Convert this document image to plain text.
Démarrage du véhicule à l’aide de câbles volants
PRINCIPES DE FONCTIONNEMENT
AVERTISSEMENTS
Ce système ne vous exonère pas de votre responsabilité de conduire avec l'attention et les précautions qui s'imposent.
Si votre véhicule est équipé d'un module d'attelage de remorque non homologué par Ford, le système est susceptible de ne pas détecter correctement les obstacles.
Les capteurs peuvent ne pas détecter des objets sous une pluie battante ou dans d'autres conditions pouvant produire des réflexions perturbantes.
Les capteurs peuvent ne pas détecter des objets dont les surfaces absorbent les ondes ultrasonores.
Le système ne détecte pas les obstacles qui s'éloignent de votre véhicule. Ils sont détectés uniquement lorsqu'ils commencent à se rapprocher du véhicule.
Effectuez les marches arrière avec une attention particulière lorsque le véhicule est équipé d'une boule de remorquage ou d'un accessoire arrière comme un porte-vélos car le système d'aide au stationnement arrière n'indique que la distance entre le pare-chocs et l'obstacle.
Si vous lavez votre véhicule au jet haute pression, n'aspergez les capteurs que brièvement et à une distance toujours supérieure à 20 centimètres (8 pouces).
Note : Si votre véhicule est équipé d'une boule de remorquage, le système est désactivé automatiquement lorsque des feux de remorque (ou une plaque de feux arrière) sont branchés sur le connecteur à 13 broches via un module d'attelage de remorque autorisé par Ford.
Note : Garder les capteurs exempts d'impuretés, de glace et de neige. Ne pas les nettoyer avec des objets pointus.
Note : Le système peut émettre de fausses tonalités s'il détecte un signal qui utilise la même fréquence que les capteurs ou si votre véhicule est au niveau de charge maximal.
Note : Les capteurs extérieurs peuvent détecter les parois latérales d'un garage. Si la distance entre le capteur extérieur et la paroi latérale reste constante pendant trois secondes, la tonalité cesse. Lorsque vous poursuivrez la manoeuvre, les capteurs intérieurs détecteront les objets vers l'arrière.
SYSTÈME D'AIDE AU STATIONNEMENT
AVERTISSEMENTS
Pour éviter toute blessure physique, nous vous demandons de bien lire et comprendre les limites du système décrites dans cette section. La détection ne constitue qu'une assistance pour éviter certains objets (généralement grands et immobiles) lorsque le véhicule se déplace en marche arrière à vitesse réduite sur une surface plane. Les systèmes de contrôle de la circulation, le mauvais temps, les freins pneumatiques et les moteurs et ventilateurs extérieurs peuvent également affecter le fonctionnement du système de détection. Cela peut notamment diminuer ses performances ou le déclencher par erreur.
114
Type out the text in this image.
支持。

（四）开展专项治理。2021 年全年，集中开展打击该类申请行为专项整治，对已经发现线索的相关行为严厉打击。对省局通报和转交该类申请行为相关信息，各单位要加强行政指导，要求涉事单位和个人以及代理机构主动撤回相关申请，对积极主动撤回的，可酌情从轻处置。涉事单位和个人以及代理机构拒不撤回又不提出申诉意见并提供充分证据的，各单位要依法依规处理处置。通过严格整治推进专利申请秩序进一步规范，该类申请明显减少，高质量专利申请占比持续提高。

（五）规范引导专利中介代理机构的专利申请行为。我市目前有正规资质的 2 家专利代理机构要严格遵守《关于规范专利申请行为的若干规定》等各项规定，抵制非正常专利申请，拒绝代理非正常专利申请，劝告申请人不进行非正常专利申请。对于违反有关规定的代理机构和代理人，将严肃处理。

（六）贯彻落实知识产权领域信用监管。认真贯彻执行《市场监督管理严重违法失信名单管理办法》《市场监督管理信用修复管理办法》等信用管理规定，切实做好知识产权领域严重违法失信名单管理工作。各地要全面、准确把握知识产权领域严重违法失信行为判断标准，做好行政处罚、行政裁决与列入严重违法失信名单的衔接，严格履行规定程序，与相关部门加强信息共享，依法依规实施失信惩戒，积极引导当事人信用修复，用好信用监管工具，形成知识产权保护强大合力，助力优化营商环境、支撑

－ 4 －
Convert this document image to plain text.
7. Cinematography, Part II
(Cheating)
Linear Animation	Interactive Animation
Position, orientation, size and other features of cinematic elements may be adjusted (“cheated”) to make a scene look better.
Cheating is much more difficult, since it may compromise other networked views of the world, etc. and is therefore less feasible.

__________________________________________________

Brief: Extract all lines containing the word "peut".

Output of the exercise:
Note : Le système peut émettre de fausses tonalités s'il détecte un signal qui utilise la même fréquence que les capteurs ou si votre véhicule est au niveau de charge maximal.
Pour éviter toute blessure physique, nous vous demandons de bien lire et comprendre les limites du système décrites dans cette section. La détection ne constitue qu'une assistance pour éviter certains objets (généralement grands et immobiles) lorsque le véhicule se déplace en marche arrière à vitesse réduite sur une surface plane. Les systèmes de contrôle de la circulation, le mauvais temps, les freins pneumatiques et les moteurs et ventilateurs extérieurs peuvent également affecter le fonctionnement du système de détection. Cela peut notamment diminuer ses performances ou le déclencher par erreur.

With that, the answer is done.